** begin AVAILABLE DATA **

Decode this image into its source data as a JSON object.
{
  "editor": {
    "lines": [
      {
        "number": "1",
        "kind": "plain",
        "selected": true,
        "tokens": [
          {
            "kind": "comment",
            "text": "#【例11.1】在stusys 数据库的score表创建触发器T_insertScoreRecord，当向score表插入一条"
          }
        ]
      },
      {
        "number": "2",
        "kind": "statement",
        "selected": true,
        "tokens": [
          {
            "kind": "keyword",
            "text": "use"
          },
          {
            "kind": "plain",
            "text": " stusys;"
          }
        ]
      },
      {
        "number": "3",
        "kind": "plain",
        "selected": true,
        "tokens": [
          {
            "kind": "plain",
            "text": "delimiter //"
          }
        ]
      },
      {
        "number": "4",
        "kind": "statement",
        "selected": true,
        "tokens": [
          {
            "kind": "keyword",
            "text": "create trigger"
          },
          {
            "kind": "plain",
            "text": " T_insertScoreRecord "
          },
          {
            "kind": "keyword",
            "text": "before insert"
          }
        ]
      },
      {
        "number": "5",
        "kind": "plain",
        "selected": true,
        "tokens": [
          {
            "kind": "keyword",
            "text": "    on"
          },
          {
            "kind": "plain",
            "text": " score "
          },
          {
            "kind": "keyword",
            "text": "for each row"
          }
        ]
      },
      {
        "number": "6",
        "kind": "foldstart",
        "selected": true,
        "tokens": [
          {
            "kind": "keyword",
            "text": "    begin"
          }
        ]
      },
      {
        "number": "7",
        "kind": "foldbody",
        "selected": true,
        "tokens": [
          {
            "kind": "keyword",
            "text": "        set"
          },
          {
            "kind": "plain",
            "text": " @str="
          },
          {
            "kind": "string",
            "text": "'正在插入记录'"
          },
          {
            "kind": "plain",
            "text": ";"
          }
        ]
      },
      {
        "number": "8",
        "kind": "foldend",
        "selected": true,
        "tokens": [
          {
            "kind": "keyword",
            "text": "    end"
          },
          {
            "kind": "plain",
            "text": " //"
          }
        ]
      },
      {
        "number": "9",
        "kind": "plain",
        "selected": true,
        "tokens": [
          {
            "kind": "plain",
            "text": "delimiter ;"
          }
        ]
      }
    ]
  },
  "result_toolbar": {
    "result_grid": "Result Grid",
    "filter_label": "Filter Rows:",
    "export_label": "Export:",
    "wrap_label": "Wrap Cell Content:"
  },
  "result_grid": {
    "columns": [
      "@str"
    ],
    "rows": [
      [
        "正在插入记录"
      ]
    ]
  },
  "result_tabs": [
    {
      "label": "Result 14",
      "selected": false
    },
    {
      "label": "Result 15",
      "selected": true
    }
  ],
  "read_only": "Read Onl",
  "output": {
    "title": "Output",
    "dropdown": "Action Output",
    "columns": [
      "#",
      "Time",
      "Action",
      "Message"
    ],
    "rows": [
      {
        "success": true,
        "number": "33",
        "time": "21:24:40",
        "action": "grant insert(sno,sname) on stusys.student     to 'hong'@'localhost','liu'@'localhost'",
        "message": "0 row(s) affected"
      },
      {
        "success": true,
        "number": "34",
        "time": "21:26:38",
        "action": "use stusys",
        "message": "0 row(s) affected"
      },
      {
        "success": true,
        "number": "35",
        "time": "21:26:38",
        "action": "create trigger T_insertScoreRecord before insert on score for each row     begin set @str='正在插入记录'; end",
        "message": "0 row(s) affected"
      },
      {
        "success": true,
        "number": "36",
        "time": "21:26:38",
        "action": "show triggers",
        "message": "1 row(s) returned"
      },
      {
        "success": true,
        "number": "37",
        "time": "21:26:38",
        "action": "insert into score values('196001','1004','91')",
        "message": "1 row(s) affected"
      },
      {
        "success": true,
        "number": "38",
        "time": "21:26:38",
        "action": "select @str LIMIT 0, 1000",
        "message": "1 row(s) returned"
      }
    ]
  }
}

** end AVAILABLE DATA **

▶ _GOAL_
Repeat all the records. Match each line exactly.

▶ _SOLUTION TO THE PROBLEM_
Decode this image into its source data as a JSON object.
{
  "editor": {
    "lines": [
      {
        "number": "1",
        "kind": "plain",
        "selected": true,
        "tokens": [
          {
            "kind": "comment",
            "text": "#【例11.1】在stusys 数据库的score表创建触发器T_insertScoreRecord，当向score表插入一条"
          }
        ]
      },
      {
        "number": "2",
        "kind": "statement",
        "selected": true,
        "tokens": [
          {
            "kind": "keyword",
            "text": "use"
          },
          {
            "kind": "plain",
            "text": " stusys;"
          }
        ]
      },
      {
        "number": "3",
        "kind": "plain",
        "selected": true,
        "tokens": [
          {
            "kind": "plain",
            "text": "delimiter //"
          }
        ]
      },
      {
        "number": "4",
        "kind": "statement",
        "selected": true,
        "tokens": [
          {
            "kind": "keyword",
            "text": "create trigger"
          },
          {
            "kind": "plain",
            "text": " T_insertScoreRecord "
          },
          {
            "kind": "keyword",
            "text": "before insert"
          }
        ]
      },
      {
        "number": "5",
        "kind": "plain",
        "selected": true,
        "tokens": [
          {
            "kind": "keyword",
            "text": "    on"
          },
          {
            "kind": "plain",
            "text": " score "
          },
          {
            "kind": "keyword",
            "text": "for each row"
          }
        ]
      },
      {
        "number": "6",
        "kind": "foldstart",
        "selected": true,
        "tokens": [
          {
            "kind": "keyword",
            "text": "    begin"
          }
        ]
      },
      {
        "number": "7",
        "kind": "foldbody",
        "selected": true,
        "tokens": [
          {
            "kind": "keyword",
            "text": "        set"
          },
          {
            "kind": "plain",
            "text": " @str="
          },
          {
            "kind": "string",
            "text": "'正在插入记录'"
          },
          {
            "kind": "plain",
            "text": ";"
          }
        ]
      },
      {
        "number": "8",
        "kind": "foldend",
        "selected": true,
        "tokens": [
          {
            "kind": "keyword",
            "text": "    end"
          },
          {
            "kind": "plain",
            "text": " //"
          }
        ]
      },
      {
        "number": "9",
        "kind": "plain",
        "selected": true,
        "tokens": [
          {
            "kind": "plain",
            "text": "delimiter ;"
          }
        ]
      }
    ]
  },
  "result_toolbar": {
    "result_grid": "Result Grid",
    "filter_label": "Filter Rows:",
    "export_label": "Export:",
    "wrap_label": "Wrap Cell Content:"
  },
  "result_grid": {
    "columns": [
      "@str"
    ],
    "rows": [
      [
        "正在插入记录"
      ]
    ]
  },
  "result_tabs": [
    {
      "label": "Result 14",
      "selected": false
    },
    {
      "label": "Result 15",
      "selected": true
    }
  ],
  "read_only": "Read Onl",
  "output": {
    "title": "Output",
    "dropdown": "Action Output",
    "columns": [
      "#",
      "Time",
      "Action",
      "Message"
    ],
    "rows": [
      {
        "success": true,
        "number": "33",
        "time": "21:24:40",
        "action": "grant insert(sno,sname) on stusys.student     to 'hong'@'localhost','liu'@'localhost'",
        "message": "0 row(s) affected"
      },
      {
        "success": true,
        "number": "34",
        "time": "21:26:38",
        "action": "use stusys",
        "message": "0 row(s) affected"
      },
      {
        "success": true,
        "number": "35",
        "time": "21:26:38",
        "action": "create trigger T_insertScoreRecord before insert on score for each row     begin set @str='正在插入记录'; end",
        "message": "0 row(s) affected"
      },
      {
        "success": true,
        "number": "36",
        "time": "21:26:38",
        "action": "show triggers",
        "message": "1 row(s) returned"
      },
      {
        "success": true,
        "number": "37",
        "time": "21:26:38",
        "action": "insert into score values('196001','1004','91')",
        "message": "1 row(s) affected"
      },
      {
        "success": true,
        "number": "38",
        "time": "21:26:38",
        "action": "select @str LIMIT 0, 1000",
        "message": "1 row(s) returned"
      }
    ]
  }
}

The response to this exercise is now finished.